Records from a collection:
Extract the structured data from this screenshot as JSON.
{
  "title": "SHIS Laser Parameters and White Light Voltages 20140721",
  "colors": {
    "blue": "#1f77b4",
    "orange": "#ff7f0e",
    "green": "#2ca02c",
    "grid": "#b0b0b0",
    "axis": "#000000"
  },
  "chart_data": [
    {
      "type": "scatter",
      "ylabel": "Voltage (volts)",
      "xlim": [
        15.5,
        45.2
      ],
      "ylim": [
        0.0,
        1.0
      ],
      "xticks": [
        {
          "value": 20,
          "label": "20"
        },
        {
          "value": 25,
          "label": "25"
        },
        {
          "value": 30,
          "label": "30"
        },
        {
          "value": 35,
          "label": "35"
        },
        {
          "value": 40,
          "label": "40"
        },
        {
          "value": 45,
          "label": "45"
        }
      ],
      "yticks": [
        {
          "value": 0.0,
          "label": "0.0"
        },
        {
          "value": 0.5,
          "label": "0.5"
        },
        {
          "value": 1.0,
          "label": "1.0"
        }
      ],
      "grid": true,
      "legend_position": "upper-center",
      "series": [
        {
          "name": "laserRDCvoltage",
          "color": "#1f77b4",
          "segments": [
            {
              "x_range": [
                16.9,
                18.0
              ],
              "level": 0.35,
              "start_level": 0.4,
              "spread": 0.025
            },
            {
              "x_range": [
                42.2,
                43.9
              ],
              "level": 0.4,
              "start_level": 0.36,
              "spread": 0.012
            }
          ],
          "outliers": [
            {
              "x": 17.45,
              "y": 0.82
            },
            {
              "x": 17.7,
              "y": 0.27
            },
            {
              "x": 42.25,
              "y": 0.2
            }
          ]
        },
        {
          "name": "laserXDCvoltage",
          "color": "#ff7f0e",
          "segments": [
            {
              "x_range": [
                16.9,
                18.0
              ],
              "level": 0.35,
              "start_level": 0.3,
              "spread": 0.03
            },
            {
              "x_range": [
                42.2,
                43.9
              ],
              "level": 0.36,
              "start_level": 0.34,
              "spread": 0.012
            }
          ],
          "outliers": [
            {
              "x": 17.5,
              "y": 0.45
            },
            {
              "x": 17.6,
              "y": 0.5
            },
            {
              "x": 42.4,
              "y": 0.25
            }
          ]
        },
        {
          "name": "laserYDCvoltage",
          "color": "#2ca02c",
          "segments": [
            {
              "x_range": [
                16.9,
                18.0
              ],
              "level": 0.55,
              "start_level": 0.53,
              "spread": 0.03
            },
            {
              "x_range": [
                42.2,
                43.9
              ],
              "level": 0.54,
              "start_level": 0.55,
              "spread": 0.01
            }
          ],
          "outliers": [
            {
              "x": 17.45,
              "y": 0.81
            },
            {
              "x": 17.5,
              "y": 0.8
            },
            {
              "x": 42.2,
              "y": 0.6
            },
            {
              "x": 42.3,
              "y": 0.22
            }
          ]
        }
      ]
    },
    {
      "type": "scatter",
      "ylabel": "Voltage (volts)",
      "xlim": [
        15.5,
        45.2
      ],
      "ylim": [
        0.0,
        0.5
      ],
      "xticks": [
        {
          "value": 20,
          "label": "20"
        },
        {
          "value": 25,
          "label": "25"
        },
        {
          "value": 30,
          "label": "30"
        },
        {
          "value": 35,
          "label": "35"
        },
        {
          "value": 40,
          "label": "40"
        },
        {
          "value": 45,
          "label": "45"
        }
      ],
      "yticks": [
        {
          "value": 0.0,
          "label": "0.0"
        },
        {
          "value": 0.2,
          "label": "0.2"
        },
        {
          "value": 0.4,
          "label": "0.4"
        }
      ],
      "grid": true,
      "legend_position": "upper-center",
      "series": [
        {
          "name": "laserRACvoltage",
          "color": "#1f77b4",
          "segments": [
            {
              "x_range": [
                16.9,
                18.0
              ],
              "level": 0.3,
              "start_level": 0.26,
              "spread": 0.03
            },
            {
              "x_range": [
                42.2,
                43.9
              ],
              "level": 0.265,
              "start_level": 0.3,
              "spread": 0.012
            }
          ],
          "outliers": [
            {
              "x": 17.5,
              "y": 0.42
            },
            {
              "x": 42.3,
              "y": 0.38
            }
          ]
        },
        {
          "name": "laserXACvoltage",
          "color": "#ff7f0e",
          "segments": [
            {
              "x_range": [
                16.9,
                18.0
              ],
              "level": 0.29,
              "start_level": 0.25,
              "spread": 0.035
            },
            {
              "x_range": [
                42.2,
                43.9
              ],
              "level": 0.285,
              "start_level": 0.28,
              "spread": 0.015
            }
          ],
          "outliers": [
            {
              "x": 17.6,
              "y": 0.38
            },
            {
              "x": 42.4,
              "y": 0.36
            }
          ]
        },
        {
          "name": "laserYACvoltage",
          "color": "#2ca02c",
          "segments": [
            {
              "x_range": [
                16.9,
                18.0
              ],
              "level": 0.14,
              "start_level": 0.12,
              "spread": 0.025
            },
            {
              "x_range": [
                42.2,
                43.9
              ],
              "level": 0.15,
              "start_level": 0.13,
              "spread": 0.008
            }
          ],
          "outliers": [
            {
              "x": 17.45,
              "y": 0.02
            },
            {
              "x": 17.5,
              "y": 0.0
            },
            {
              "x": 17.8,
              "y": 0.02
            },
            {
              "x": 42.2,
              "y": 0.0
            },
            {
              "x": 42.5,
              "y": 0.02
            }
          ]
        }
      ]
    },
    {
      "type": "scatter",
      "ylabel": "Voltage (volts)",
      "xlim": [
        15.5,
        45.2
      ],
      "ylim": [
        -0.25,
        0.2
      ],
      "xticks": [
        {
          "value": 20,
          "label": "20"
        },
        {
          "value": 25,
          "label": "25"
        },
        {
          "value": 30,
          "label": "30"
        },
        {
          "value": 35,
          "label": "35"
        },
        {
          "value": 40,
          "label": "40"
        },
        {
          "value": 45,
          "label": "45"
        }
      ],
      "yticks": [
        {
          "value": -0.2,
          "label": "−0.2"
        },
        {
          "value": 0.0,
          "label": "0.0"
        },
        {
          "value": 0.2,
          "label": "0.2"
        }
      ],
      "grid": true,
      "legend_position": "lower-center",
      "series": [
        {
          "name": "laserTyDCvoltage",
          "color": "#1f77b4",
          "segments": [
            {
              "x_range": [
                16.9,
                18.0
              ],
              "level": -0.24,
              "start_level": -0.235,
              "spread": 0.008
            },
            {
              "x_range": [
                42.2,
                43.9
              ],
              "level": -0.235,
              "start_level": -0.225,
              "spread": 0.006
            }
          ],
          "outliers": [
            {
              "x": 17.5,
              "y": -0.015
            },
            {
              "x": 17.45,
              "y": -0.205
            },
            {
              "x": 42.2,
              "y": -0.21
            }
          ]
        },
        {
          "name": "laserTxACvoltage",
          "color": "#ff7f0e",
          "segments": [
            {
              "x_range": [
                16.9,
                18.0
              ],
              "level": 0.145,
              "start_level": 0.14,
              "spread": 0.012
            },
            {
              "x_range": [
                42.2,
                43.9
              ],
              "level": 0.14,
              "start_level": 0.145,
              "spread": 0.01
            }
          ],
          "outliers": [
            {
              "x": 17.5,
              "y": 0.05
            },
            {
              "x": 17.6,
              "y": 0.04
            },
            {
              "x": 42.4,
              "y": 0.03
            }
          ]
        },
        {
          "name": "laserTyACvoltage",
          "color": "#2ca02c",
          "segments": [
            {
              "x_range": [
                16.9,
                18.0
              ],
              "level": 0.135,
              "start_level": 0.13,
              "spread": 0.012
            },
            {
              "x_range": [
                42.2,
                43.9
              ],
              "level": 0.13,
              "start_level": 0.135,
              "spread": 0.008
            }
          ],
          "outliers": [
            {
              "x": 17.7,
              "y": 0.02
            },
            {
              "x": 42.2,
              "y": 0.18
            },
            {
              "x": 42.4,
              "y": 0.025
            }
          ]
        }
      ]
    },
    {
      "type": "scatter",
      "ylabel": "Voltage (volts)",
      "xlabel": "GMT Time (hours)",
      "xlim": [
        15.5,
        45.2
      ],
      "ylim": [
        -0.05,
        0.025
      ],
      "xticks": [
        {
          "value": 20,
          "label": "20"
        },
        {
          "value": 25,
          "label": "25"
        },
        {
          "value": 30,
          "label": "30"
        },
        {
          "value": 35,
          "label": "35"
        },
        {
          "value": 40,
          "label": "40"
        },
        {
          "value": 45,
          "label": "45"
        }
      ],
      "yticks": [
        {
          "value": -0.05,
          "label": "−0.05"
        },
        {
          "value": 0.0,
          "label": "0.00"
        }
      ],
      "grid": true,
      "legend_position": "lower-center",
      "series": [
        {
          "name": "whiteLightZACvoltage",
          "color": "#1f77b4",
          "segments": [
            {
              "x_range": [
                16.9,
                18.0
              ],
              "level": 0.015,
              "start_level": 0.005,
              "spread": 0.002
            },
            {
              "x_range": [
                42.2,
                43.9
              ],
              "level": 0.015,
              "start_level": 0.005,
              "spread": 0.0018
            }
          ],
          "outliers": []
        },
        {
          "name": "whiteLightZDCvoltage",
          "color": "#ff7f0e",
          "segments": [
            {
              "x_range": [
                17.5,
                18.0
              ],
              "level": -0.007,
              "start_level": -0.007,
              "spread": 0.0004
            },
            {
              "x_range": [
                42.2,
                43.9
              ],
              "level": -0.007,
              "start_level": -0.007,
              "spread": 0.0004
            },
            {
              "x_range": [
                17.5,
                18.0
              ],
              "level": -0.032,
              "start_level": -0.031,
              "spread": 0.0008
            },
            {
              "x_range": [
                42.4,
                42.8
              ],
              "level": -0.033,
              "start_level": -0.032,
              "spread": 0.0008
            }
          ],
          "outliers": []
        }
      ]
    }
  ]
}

| Brief |
Among the lines of the material above, how many include the string "name"? Report only that number.

| Result of this exercise |
11